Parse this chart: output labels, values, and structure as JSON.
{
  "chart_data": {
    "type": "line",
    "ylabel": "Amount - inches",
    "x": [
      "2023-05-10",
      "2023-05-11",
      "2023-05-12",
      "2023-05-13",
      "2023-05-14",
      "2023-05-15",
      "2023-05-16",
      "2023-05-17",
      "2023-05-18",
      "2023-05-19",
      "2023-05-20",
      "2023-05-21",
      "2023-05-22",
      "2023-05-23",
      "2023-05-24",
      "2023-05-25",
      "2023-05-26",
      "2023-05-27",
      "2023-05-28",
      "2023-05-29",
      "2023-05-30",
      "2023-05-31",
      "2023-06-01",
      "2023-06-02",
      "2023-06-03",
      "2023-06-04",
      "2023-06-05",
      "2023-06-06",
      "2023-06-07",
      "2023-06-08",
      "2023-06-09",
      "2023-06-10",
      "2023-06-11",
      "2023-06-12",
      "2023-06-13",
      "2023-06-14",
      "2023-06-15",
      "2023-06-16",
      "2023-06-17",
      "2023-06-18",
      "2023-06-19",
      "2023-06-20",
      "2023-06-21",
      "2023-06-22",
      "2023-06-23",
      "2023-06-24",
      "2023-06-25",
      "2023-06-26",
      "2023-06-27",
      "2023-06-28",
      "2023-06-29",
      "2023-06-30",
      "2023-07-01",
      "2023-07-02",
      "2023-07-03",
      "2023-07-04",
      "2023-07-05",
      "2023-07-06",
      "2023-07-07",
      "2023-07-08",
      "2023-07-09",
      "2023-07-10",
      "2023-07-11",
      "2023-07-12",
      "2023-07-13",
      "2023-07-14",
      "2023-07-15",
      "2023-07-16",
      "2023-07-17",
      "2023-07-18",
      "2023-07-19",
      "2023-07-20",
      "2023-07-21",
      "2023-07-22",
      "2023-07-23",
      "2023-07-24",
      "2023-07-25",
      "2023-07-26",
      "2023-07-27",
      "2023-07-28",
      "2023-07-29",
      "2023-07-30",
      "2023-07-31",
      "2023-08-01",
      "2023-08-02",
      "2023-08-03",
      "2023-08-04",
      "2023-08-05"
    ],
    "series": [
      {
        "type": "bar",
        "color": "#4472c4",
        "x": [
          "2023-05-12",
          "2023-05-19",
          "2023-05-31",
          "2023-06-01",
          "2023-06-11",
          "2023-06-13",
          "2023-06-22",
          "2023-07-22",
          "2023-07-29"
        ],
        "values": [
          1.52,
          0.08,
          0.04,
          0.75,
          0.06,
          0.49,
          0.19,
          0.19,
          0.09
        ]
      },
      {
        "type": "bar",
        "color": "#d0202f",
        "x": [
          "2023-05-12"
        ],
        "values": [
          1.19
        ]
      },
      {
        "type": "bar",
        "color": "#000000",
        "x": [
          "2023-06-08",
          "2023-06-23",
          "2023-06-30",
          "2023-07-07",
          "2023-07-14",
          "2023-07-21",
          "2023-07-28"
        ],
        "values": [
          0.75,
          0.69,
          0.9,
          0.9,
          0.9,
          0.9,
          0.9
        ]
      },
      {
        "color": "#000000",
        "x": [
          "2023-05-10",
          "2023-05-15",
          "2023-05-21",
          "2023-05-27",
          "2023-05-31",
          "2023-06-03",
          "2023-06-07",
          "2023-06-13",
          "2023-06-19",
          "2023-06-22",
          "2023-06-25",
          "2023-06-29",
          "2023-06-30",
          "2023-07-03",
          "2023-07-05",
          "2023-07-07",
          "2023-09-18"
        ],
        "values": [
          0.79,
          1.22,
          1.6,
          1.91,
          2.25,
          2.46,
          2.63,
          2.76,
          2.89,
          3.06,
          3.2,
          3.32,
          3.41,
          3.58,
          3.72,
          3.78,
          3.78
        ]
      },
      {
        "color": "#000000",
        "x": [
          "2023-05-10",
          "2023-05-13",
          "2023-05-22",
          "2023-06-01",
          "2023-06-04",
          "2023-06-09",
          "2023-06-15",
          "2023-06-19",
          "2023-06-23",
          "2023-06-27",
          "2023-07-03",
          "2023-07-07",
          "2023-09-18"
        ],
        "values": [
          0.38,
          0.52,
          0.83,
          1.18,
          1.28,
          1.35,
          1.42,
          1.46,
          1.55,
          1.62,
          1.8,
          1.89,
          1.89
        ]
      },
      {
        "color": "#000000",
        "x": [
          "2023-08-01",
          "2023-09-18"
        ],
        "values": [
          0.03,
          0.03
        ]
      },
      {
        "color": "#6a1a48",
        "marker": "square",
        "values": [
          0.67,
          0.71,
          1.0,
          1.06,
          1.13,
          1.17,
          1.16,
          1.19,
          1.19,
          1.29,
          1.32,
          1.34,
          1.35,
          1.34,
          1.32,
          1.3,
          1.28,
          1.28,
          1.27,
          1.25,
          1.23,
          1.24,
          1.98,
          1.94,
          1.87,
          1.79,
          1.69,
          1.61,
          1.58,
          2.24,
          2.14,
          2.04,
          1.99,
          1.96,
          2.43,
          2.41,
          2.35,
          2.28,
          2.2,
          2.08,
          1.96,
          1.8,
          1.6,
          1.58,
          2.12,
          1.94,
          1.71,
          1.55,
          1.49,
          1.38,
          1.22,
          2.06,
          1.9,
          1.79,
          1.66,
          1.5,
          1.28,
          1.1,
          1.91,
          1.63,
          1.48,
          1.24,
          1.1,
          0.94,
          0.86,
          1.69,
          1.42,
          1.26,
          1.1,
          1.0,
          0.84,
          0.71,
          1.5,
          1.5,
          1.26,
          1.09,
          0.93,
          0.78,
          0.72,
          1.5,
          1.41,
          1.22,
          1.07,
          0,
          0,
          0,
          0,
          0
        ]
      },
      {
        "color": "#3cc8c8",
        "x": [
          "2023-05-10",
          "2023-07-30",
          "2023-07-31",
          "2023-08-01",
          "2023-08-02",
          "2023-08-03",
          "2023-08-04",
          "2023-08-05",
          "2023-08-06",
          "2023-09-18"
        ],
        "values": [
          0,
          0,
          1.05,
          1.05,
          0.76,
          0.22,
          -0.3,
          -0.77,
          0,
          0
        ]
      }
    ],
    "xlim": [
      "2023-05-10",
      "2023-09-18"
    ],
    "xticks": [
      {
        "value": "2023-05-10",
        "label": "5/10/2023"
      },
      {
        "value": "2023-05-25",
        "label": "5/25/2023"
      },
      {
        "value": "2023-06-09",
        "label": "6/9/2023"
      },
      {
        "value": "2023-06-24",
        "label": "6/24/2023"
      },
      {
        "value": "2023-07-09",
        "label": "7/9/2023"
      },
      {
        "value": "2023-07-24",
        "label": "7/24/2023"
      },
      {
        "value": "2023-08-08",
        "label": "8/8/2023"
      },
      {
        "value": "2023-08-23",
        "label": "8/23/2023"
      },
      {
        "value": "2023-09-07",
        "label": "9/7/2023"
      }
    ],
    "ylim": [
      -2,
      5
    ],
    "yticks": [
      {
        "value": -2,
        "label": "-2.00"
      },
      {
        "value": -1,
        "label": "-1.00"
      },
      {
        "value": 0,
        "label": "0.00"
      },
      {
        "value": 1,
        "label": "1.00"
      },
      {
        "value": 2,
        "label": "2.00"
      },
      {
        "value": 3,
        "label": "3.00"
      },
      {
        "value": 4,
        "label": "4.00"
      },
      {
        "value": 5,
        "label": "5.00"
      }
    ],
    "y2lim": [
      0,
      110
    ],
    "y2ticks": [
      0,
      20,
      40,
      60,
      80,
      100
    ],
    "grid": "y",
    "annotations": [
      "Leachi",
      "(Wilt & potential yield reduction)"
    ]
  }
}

────────────────────────────────────────

- **Direction**
Restate the whole listing exactly, leaving out nothing.

- **Exercise answer**
Parse this chart: output labels, values, and structure as JSON.
{
  "chart_data": {
    "type": "line",
    "ylabel": "Amount - inches",
    "x": [
      "2023-05-10",
      "2023-05-11",
      "2023-05-12",
      "2023-05-13",
      "2023-05-14",
      "2023-05-15",
      "2023-05-16",
      "2023-05-17",
      "2023-05-18",
      "2023-05-19",
      "2023-05-20",
      "2023-05-21",
      "2023-05-22",
      "2023-05-23",
      "2023-05-24",
      "2023-05-25",
      "2023-05-26",
      "2023-05-27",
      "2023-05-28",
      "2023-05-29",
      "2023-05-30",
      "2023-05-31",
      "2023-06-01",
      "2023-06-02",
      "2023-06-03",
      "2023-06-04",
      "2023-06-05",
      "2023-06-06",
      "2023-06-07",
      "2023-06-08",
      "2023-06-09",
      "2023-06-10",
      "2023-06-11",
      "2023-06-12",
      "2023-06-13",
      "2023-06-14",
      "2023-06-15",
      "2023-06-16",
      "2023-06-17",
      "2023-06-18",
      "2023-06-19",
      "2023-06-20",
      "2023-06-21",
      "2023-06-22",
      "2023-06-23",
      "2023-06-24",
      "2023-06-25",
      "2023-06-26",
      "2023-06-27",
      "2023-06-28",
      "2023-06-29",
      "2023-06-30",
      "2023-07-01",
      "2023-07-02",
      "2023-07-03",
      "2023-07-04",
      "2023-07-05",
      "2023-07-06",
      "2023-07-07",
      "2023-07-08",
      "2023-07-09",
      "2023-07-10",
      "2023-07-11",
      "2023-07-12",
      "2023-07-13",
      "2023-07-14",
      "2023-07-15",
      "2023-07-16",
      "2023-07-17",
      "2023-07-18",
      "2023-07-19",
      "2023-07-20",
      "2023-07-21",
      "2023-07-22",
      "2023-07-23",
      "2023-07-24",
      "2023-07-25",
      "2023-07-26",
      "2023-07-27",
      "2023-07-28",
      "2023-07-29",
      "2023-07-30",
      "2023-07-31",
      "2023-08-01",
      "2023-08-02",
      "2023-08-03",
      "2023-08-04",
      "2023-08-05"
    ],
    "series": [
      {
        "type": "bar",
        "color": "#4472c4",
        "x": [
          "2023-05-12",
          "2023-05-19",
          "2023-05-31",
          "2023-06-01",
          "2023-06-11",
          "2023-06-13",
          "2023-06-22",
          "2023-07-22",
          "2023-07-29"
        ],
        "values": [
          1.52,
          0.08,
          0.04,
          0.75,
          0.06,
          0.49,
          0.19,
          0.19,
          0.09
        ]
      },
      {
        "type": "bar",
        "color": "#d0202f",
        "x": [
          "2023-05-12"
        ],
        "values": [
          1.19
        ]
      },
      {
        "type": "bar",
        "color": "#000000",
        "x": [
          "2023-06-08",
          "2023-06-23",
          "2023-06-30",
          "2023-07-07",
          "2023-07-14",
          "2023-07-21",
          "2023-07-28"
        ],
        "values": [
          0.75,
          0.69,
          0.9,
          0.9,
          0.9,
          0.9,
          0.9
        ]
      },
      {
        "color": "#000000",
        "x": [
          "2023-05-10",
          "2023-05-15",
          "2023-05-21",
          "2023-05-27",
          "2023-05-31",
          "2023-06-03",
          "2023-06-07",
          "2023-06-13",
          "2023-06-19",
          "2023-06-22",
          "2023-06-25",
          "2023-06-29",
          "2023-06-30",
          "2023-07-03",
          "2023-07-05",
          "2023-07-07",
          "2023-09-18"
        ],
        "values": [
          0.79,
          1.22,
          1.6,
          1.91,
          2.25,
          2.46,
          2.63,
          2.76,
          2.89,
          3.06,
          3.2,
          3.32,
          3.41,
          3.58,
          3.72,
          3.78,
          3.78
        ]
      },
      {
        "color": "#000000",
        "x": [
          "2023-05-10",
          "2023-05-13",
          "2023-05-22",
          "2023-06-01",
          "2023-06-04",
          "2023-06-09",
          "2023-06-15",
          "2023-06-19",
          "2023-06-23",
          "2023-06-27",
          "2023-07-03",
          "2023-07-07",
          "2023-09-18"
        ],
        "values": [
          0.38,
          0.52,
          0.83,
          1.18,
          1.28,
          1.35,
          1.42,
          1.46,
          1.55,
          1.62,
          1.8,
          1.89,
          1.89
        ]
      },
      {
        "color": "#000000",
        "x": [
          "2023-08-01",
          "2023-09-18"
        ],
        "values": [
          0.03,
          0.03
        ]
      },
      {
        "color": "#6a1a48",
        "marker": "square",
        "values": [
          0.67,
          0.71,
          1.0,
          1.06,
          1.13,
          1.17,
          1.16,
          1.19,
          1.19,
          1.29,
          1.32,
          1.34,
          1.35,
          1.34,
          1.32,
          1.3,
          1.28,
          1.28,
          1.27,
          1.25,
          1.23,
          1.24,
          1.98,
          1.94,
          1.87,
          1.79,
          1.69,
          1.61,
          1.58,
          2.24,
          2.14,
          2.04,
          1.99,
          1.96,
          2.43,
          2.41,
          2.35,
          2.28,
          2.2,
          2.08,
          1.96,
          1.8,
          1.6,
          1.58,
          2.12,
          1.94,
          1.71,
          1.55,
          1.49,
          1.38,
          1.22,
          2.06,
          1.9,
          1.79,
          1.66,
          1.5,
          1.28,
          1.1,
          1.91,
          1.63,
          1.48,
          1.24,
          1.1,
          0.94,
          0.86,
          1.69,
          1.42,
          1.26,
          1.1,
          1.0,
          0.84,
          0.71,
          1.5,
          1.5,
          1.26,
          1.09,
          0.93,
          0.78,
          0.72,
          1.5,
          1.41,
          1.22,
          1.07,
          0,
          0,
          0,
          0,
          0
        ]
      },
      {
        "color": "#3cc8c8",
        "x": [
          "2023-05-10",
          "2023-07-30",
          "2023-07-31",
          "2023-08-01",
          "2023-08-02",
          "2023-08-03",
          "2023-08-04",
          "2023-08-05",
          "2023-08-06",
          "2023-09-18"
        ],
        "values": [
          0,
          0,
          1.05,
          1.05,
          0.76,
          0.22,
          -0.3,
          -0.77,
          0,
          0
        ]
      }
    ],
    "xlim": [
      "2023-05-10",
      "2023-09-18"
    ],
    "xticks": [
      {
        "value": "2023-05-10",
        "label": "5/10/2023"
      },
      {
        "value": "2023-05-25",
        "label": "5/25/2023"
      },
      {
        "value": "2023-06-09",
        "label": "6/9/2023"
      },
      {
        "value": "2023-06-24",
        "label": "6/24/2023"
      },
      {
        "value": "2023-07-09",
        "label": "7/9/2023"
      },
      {
        "value": "2023-07-24",
        "label": "7/24/2023"
      },
      {
        "value": "2023-08-08",
        "label": "8/8/2023"
      },
      {
        "value": "2023-08-23",
        "label": "8/23/2023"
      },
      {
        "value": "2023-09-07",
        "label": "9/7/2023"
      }
    ],
    "ylim": [
      -2,
      5
    ],
    "yticks": [
      {
        "value": -2,
        "label": "-2.00"
      },
      {
        "value": -1,
        "label": "-1.00"
      },
      {
        "value": 0,
        "label": "0.00"
      },
      {
        "value": 1,
        "label": "1.00"
      },
      {
        "value": 2,
        "label": "2.00"
      },
      {
        "value": 3,
        "label": "3.00"
      },
      {
        "value": 4,
        "label": "4.00"
      },
      {
        "value": 5,
        "label": "5.00"
      }
    ],
    "y2lim": [
      0,
      110
    ],
    "y2ticks": [
      0,
      20,
      40,
      60,
      80,
      100
    ],
    "grid": "y",
    "annotations": [
      "Leachi",
      "(Wilt & potential yield reduction)"
    ]
  }
}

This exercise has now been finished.